What you are asked to do
Repeat each entry as written, dropping any picture you find.

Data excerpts

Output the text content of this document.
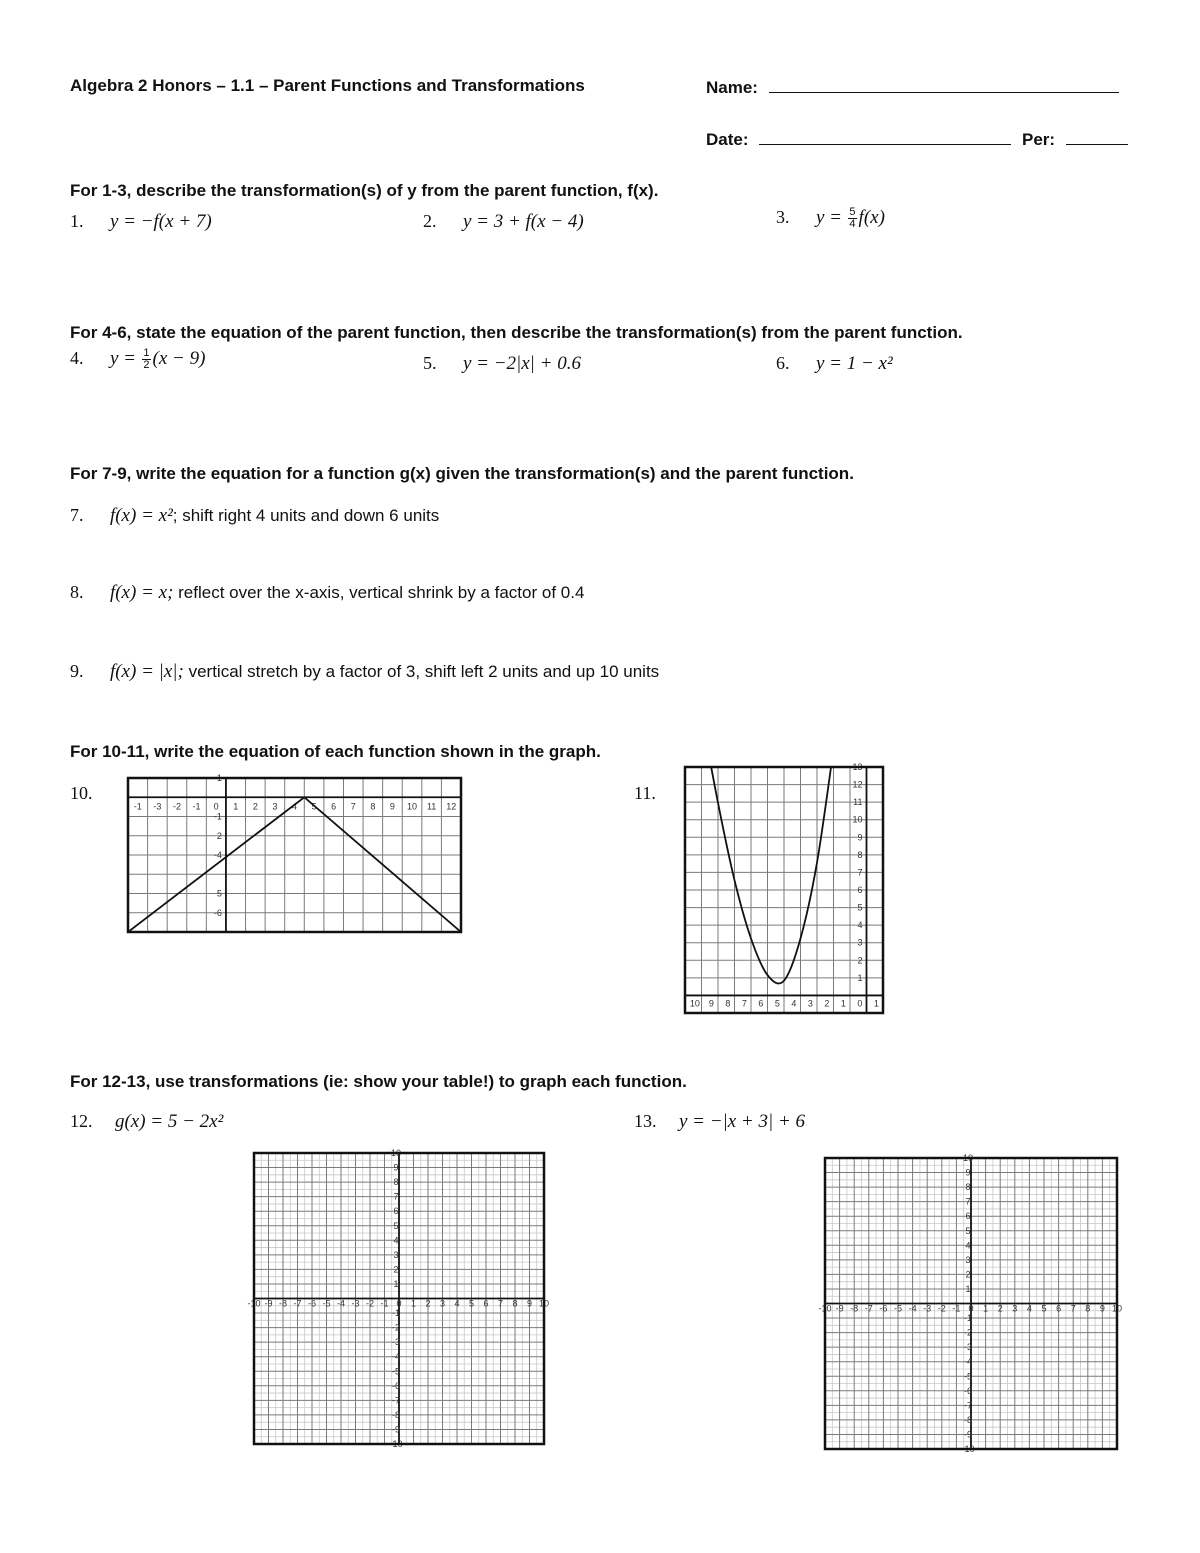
Algebra 2 Honors – 1.1 – Parent Functions and Transformations	Name:
Date:	Per:
For 1-3, describe the transformation(s) of y from the parent function, f(x).
1. y = −f(x + 7)	2. y = 3 + f(x − 4)	3. $y = \frac{5}{4} f(x)$
For 4-6, state the equation of the parent function, then describe the transformation(s) from the parent function.
4. $y = \frac{1}{2} (x - 9)$	5. y = −2|x| + 0.6	6. y = 1 − x²
For 7-9, write the equation for a function g(x) given the transformation(s) and the parent function.
7. f(x) = x²; shift right 4 units and down 6 units
8. f(x) = x; reflect over the x-axis, vertical shrink by a factor of 0.4
9. f(x) = |x|; vertical stretch by a factor of 3, shift left 2 units and up 10 units
For 10-11, write the equation of each function shown in the graph.
10.	11.
-1 -3 -2 -1 0 1 2 3 4 5 6 7 8 9 10 11 12
1
-1
2
-4
5
-6
10 9 8 7 6 5 4 3 2 1 0 1
13
12
11
10
9
8
7
6
5
4
3
2
1
For 12-13, use transformations (ie: show your table!) to graph each function.
12. g(x) = 5 − 2x²	13. y = −|x + 3| + 6
-10 -9 -8 -7 -6 -5 -4 -3 -2 -1 0 1 2 3 4 5 6 7 8 9 10
10
9
8
7
6
5
4
3
2
1
-1
-2
-3
-4
-5
-6
-7
-8
-9
-10
-10 -9 -8 -7 -6 -5 -4 -3 -2 -1 0 1 2 3 4 5 6 7 8 9 10
10
9
8
7
6
5
4
3
2
1
-1
-2
-3
-4
-5
-6
-7
-8
-9
-10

Response below
Output the text content of this document.
Algebra 2 Honors – 1.1 – Parent Functions and Transformations	Name:
Date:	Per:
For 1-3, describe the transformation(s) of y from the parent function, f(x).
1. y = −f(x + 7)	2. y = 3 + f(x − 4)	3. $y = \frac{5}{4} f(x)$
For 4-6, state the equation of the parent function, then describe the transformation(s) from the parent function.
4. $y = \frac{1}{2} (x - 9)$	5. y = −2|x| + 0.6	6. y = 1 − x²
For 7-9, write the equation for a function g(x) given the transformation(s) and the parent function.
7. f(x) = x²; shift right 4 units and down 6 units
8. f(x) = x; reflect over the x-axis, vertical shrink by a factor of 0.4
9. f(x) = |x|; vertical stretch by a factor of 3, shift left 2 units and up 10 units
For 10-11, write the equation of each function shown in the graph.
10.	11.
-1 -3 -2 -1 0 1 2 3 4 5 6 7 8 9 10 11 12
1
-1
2
-4
5
-6
10 9 8 7 6 5 4 3 2 1 0 1
13
12
11
10
9
8
7
6
5
4
3
2
1
For 12-13, use transformations (ie: show your table!) to graph each function.
12. g(x) = 5 − 2x²	13. y = −|x + 3| + 6
-10 -9 -8 -7 -6 -5 -4 -3 -2 -1 0 1 2 3 4 5 6 7 8 9 10
10
9
8
7
6
5
4
3
2
1
-1
-2
-3
-4
-5
-6
-7
-8
-9
-10
-10 -9 -8 -7 -6 -5 -4 -3 -2 -1 0 1 2 3 4 5 6 7 8 9 10
10
9
8
7
6
5
4
3
2
1
-1
-2
-3
-4
-5
-6
-7
-8
-9
-10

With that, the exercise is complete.